• **Brief**
Output the material below in full, exactly as it is.

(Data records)
------------------------------------------------------------
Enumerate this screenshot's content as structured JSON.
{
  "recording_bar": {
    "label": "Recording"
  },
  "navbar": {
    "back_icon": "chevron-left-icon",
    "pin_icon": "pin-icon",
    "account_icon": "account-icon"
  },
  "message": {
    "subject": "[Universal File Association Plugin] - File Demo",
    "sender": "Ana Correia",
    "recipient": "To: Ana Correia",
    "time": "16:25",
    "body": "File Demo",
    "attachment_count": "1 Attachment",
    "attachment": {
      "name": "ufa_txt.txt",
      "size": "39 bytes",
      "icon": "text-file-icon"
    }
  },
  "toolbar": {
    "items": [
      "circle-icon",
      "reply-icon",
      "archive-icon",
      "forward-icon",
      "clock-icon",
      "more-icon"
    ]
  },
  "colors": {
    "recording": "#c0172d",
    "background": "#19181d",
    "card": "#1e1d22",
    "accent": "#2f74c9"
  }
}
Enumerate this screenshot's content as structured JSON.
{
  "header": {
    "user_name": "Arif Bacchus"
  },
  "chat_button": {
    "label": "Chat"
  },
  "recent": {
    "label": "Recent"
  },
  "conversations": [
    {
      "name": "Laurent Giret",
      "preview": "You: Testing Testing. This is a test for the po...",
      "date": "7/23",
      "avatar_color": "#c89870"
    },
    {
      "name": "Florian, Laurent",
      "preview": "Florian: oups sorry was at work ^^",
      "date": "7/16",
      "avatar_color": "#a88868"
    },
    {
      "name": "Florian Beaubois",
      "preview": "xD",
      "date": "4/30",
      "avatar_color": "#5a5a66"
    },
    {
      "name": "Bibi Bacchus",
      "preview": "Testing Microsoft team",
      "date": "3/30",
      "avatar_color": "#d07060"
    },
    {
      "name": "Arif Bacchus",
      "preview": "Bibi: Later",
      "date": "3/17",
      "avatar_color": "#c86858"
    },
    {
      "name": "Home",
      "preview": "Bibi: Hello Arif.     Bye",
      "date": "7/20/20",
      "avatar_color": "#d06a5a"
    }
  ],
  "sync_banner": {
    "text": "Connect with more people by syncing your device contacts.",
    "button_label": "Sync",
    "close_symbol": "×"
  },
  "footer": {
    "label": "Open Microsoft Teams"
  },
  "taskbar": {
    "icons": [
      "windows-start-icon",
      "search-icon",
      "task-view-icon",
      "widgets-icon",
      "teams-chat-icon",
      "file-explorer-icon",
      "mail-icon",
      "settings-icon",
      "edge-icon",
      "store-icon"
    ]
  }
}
------------------------------------------------------------
• **Solution**
Enumerate this screenshot's content as structured JSON.
{
  "recording_bar": {
    "label": "Recording"
  },
  "navbar": {
    "back_icon": "chevron-left-icon",
    "pin_icon": "pin-icon",
    "account_icon": "account-icon"
  },
  "message": {
    "subject": "[Universal File Association Plugin] - File Demo",
    "sender": "Ana Correia",
    "recipient": "To: Ana Correia",
    "time": "16:25",
    "body": "File Demo",
    "attachment_count": "1 Attachment",
    "attachment": {
      "name": "ufa_txt.txt",
      "size": "39 bytes",
      "icon": "text-file-icon"
    }
  },
  "toolbar": {
    "items": [
      "circle-icon",
      "reply-icon",
      "archive-icon",
      "forward-icon",
      "clock-icon",
      "more-icon"
    ]
  },
  "colors": {
    "recording": "#c0172d",
    "background": "#19181d",
    "card": "#1e1d22",
    "accent": "#2f74c9"
  }
}
Enumerate this screenshot's content as structured JSON.
{
  "header": {
    "user_name": "Arif Bacchus"
  },
  "chat_button": {
    "label": "Chat"
  },
  "recent": {
    "label": "Recent"
  },
  "conversations": [
    {
      "name": "Laurent Giret",
      "preview": "You: Testing Testing. This is a test for the po...",
      "date": "7/23",
      "avatar_color": "#c89870"
    },
    {
      "name": "Florian, Laurent",
      "preview": "Florian: oups sorry was at work ^^",
      "date": "7/16",
      "avatar_color": "#a88868"
    },
    {
      "name": "Florian Beaubois",
      "preview": "xD",
      "date": "4/30",
      "avatar_color": "#5a5a66"
    },
    {
      "name": "Bibi Bacchus",
      "preview": "Testing Microsoft team",
      "date": "3/30",
      "avatar_color": "#d07060"
    },
    {
      "name": "Arif Bacchus",
      "preview": "Bibi: Later",
      "date": "3/17",
      "avatar_color": "#c86858"
    },
    {
      "name": "Home",
      "preview": "Bibi: Hello Arif.     Bye",
      "date": "7/20/20",
      "avatar_color": "#d06a5a"
    }
  ],
  "sync_banner": {
    "text": "Connect with more people by syncing your device contacts.",
    "button_label": "Sync",
    "close_symbol": "×"
  },
  "footer": {
    "label": "Open Microsoft Teams"
  },
  "taskbar": {
    "icons": [
      "windows-start-icon",
      "search-icon",
      "task-view-icon",
      "widgets-icon",
      "teams-chat-icon",
      "file-explorer-icon",
      "mail-icon",
      "settings-icon",
      "edge-icon",
      "store-icon"
    ]
  }
}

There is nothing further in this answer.